EXERCISE DATA:
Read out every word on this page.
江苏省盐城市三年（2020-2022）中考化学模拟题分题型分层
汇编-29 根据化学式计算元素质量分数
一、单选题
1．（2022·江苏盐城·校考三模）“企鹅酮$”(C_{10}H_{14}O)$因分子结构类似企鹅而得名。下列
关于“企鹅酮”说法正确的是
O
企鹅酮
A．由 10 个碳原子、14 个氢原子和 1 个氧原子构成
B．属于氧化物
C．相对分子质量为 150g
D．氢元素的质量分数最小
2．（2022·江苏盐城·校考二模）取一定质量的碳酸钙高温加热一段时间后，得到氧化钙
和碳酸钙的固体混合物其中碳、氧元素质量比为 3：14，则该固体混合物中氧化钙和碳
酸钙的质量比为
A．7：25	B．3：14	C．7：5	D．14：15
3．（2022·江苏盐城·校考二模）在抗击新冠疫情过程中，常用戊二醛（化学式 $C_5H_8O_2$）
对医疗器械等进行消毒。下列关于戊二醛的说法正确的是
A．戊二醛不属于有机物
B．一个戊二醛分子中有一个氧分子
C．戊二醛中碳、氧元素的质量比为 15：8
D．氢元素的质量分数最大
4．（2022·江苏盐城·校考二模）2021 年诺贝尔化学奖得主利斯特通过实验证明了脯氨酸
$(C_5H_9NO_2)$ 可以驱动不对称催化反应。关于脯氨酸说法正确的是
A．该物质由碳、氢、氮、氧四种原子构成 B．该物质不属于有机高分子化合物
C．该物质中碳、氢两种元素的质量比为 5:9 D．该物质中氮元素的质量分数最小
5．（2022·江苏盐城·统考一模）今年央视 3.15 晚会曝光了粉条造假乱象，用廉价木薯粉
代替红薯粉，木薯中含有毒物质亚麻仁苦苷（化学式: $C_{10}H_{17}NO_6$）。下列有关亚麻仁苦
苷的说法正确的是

GIVEN EXERCISE: Take the entries and copy them out exactly.

RIGHT ANSWER:
Read out every word on this page.
江苏省盐城市三年（2020-2022）中考化学模拟题分题型分层
汇编-29 根据化学式计算元素质量分数
一、单选题
1．（2022·江苏盐城·校考三模）“企鹅酮$”(C_{10}H_{14}O)$因分子结构类似企鹅而得名。下列
关于“企鹅酮”说法正确的是
O
企鹅酮
A．由 10 个碳原子、14 个氢原子和 1 个氧原子构成
B．属于氧化物
C．相对分子质量为 150g
D．氢元素的质量分数最小
2．（2022·江苏盐城·校考二模）取一定质量的碳酸钙高温加热一段时间后，得到氧化钙
和碳酸钙的固体混合物其中碳、氧元素质量比为 3：14，则该固体混合物中氧化钙和碳
酸钙的质量比为
A．7：25	B．3：14	C．7：5	D．14：15
3．（2022·江苏盐城·校考二模）在抗击新冠疫情过程中，常用戊二醛（化学式 $C_5H_8O_2$）
对医疗器械等进行消毒。下列关于戊二醛的说法正确的是
A．戊二醛不属于有机物
B．一个戊二醛分子中有一个氧分子
C．戊二醛中碳、氧元素的质量比为 15：8
D．氢元素的质量分数最大
4．（2022·江苏盐城·校考二模）2021 年诺贝尔化学奖得主利斯特通过实验证明了脯氨酸
$(C_5H_9NO_2)$ 可以驱动不对称催化反应。关于脯氨酸说法正确的是
A．该物质由碳、氢、氮、氧四种原子构成 B．该物质不属于有机高分子化合物
C．该物质中碳、氢两种元素的质量比为 5:9 D．该物质中氮元素的质量分数最小
5．（2022·江苏盐城·统考一模）今年央视 3.15 晚会曝光了粉条造假乱象，用廉价木薯粉
代替红薯粉，木薯中含有毒物质亚麻仁苦苷（化学式: $C_{10}H_{17}NO_6$）。下列有关亚麻仁苦
苷的说法正确的是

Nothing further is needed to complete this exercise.